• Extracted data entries
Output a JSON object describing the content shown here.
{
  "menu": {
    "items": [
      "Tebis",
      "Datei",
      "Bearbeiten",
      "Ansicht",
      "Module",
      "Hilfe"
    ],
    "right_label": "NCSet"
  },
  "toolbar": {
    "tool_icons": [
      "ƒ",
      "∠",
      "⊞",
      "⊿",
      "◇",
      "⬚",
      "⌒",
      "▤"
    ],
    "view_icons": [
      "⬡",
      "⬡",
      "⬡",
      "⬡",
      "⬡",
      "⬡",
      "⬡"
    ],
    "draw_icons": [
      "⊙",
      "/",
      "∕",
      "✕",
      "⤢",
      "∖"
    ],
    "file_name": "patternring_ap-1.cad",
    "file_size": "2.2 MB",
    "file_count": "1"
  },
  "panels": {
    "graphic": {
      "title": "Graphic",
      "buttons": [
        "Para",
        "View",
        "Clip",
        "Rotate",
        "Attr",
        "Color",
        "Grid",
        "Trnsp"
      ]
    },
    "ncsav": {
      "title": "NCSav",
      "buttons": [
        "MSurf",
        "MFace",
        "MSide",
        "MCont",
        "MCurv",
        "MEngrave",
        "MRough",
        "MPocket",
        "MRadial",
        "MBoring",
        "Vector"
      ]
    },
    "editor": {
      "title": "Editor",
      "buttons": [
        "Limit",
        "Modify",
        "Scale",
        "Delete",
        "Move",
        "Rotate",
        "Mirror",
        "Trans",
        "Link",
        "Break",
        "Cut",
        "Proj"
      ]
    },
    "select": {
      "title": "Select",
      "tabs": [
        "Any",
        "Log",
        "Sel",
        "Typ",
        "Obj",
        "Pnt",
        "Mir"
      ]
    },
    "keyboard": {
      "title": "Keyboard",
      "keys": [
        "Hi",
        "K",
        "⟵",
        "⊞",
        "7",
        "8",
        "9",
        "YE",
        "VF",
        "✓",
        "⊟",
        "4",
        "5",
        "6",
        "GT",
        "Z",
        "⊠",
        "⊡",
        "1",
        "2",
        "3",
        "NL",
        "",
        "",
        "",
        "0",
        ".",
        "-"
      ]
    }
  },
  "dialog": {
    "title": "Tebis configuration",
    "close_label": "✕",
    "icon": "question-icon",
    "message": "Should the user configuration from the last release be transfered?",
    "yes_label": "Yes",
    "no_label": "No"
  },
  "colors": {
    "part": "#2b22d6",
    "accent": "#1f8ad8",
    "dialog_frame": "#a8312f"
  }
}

• The exercise
From the data, pick out every line that includes "title".

• Complete answer
      "title": "Graphic",
      "title": "NCSav",
      "title": "Editor",
      "title": "Select",
      "title": "Keyboard",
    "title": "Tebis configuration",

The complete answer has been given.